[Begin Extracted data]

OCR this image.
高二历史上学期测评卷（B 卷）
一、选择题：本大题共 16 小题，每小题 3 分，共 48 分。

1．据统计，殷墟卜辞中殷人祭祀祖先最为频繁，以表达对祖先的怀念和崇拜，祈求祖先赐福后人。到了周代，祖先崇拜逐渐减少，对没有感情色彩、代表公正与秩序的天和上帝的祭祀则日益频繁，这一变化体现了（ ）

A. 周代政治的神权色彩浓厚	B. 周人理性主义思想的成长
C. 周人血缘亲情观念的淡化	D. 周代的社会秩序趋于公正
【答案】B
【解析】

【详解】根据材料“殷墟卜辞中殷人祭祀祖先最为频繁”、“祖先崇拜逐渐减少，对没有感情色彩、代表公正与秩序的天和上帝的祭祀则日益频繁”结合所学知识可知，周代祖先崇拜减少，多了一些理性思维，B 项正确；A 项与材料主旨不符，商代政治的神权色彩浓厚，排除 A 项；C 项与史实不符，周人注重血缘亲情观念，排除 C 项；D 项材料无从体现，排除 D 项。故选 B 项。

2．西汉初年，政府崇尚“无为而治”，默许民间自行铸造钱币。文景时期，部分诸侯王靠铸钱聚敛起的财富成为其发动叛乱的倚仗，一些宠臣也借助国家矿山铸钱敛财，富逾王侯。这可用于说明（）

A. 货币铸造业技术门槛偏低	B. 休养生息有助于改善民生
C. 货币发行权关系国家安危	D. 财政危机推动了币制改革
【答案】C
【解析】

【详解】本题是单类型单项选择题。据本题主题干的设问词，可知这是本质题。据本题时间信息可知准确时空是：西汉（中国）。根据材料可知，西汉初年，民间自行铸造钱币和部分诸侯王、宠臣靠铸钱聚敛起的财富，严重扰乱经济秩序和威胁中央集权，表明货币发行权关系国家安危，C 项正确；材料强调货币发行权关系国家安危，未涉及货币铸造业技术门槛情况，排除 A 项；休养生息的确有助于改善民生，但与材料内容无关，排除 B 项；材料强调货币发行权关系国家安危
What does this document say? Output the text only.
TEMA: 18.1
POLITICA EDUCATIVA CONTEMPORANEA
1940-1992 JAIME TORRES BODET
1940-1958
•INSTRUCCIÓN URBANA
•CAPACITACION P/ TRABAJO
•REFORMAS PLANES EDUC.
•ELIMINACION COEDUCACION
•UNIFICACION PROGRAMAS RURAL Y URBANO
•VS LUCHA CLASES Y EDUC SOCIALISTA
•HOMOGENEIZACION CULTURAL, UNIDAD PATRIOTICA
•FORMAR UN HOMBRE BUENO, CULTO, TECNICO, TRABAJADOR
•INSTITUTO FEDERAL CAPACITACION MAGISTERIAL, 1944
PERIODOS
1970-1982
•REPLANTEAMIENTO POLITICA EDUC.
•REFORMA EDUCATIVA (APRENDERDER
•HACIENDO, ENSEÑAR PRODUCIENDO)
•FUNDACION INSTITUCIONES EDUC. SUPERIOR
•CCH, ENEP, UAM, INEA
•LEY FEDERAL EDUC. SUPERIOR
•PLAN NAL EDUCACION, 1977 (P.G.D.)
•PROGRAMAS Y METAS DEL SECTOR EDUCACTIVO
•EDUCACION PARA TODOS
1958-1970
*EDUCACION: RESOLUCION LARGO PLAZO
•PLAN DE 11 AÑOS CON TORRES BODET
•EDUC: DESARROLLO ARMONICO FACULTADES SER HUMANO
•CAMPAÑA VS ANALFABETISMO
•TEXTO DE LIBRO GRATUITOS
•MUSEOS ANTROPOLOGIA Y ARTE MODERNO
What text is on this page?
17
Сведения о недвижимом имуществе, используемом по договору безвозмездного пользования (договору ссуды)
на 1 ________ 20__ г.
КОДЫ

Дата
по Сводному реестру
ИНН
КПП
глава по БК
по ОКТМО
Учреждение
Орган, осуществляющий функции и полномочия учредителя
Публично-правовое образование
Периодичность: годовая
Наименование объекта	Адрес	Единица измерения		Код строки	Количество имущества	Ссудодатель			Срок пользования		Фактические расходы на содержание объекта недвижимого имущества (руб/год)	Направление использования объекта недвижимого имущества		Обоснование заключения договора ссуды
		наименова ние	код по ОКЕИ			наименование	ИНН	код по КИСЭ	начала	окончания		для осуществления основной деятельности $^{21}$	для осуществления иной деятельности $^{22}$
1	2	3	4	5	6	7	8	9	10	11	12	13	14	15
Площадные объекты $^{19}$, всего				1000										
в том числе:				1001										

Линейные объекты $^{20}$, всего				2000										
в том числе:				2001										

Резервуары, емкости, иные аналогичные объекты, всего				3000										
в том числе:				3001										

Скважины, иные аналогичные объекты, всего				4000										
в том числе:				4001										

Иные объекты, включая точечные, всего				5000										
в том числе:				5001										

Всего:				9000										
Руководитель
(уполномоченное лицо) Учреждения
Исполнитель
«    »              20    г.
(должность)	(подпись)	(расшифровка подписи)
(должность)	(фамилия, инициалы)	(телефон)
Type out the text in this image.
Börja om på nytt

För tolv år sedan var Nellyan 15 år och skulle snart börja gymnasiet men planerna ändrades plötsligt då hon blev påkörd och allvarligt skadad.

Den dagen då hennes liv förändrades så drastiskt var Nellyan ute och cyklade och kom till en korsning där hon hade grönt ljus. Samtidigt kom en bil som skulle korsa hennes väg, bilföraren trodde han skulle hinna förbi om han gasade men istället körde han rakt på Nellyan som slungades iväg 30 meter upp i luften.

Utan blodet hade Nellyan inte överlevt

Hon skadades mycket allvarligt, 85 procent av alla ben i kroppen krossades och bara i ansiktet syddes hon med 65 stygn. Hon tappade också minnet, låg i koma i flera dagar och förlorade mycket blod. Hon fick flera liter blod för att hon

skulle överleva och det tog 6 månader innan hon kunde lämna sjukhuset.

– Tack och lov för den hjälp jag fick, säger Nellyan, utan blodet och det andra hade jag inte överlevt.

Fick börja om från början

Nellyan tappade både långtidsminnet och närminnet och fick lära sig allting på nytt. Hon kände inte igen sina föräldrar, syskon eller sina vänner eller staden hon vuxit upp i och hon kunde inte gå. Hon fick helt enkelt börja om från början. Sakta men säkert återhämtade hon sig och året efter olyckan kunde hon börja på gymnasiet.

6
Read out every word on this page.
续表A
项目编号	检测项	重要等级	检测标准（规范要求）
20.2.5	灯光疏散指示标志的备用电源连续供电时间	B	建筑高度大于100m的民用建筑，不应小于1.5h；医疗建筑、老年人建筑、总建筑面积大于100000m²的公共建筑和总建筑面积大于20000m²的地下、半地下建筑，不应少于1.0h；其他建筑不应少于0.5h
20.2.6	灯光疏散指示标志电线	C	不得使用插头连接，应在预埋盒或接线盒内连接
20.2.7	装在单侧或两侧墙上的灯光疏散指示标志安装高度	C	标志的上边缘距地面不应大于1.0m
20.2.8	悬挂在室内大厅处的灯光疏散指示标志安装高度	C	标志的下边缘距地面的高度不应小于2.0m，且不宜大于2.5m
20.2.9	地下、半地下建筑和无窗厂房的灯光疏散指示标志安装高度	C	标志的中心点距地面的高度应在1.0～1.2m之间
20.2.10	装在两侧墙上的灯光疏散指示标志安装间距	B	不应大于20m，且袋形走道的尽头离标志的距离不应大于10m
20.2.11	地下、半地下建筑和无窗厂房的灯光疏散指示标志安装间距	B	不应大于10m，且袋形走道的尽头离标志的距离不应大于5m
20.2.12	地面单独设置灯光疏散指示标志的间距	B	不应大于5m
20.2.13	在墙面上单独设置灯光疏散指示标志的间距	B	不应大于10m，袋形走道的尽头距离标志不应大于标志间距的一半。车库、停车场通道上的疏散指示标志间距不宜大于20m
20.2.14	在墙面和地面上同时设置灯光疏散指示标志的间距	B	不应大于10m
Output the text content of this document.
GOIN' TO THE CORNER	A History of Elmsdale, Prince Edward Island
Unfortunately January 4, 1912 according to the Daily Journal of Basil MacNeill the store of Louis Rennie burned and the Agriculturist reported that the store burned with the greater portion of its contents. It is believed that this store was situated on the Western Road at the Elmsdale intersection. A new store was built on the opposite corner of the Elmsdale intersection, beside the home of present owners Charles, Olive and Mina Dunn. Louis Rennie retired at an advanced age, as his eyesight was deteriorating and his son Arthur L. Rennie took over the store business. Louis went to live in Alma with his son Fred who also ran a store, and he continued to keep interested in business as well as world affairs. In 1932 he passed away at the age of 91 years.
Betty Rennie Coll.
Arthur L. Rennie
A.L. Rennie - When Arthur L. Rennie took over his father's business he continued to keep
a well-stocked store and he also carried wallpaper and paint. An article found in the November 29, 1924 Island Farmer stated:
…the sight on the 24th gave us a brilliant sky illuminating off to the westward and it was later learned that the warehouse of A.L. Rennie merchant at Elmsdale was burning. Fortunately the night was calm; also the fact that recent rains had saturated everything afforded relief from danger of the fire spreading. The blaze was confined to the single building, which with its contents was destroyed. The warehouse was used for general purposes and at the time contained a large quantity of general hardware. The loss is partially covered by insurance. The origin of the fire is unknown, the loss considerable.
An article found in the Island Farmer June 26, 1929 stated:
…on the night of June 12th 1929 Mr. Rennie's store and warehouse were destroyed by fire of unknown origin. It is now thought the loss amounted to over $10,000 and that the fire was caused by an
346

[End Extracted data]

▸ Direction: Look through the entries above; copy every line holding the string "början".

▸ Answer:
Fick börja om från början
Nellyan tappade både långtidsminnet och närminnet och fick lära sig allting på nytt. Hon kände inte igen sina föräldrar, syskon eller sina vänner eller staden hon vuxit upp i och hon kunde inte gå. Hon fick helt enkelt börja om från början. Sakta men säkert återhämtade hon sig och året efter olyckan kunde hon börja på gymnasiet.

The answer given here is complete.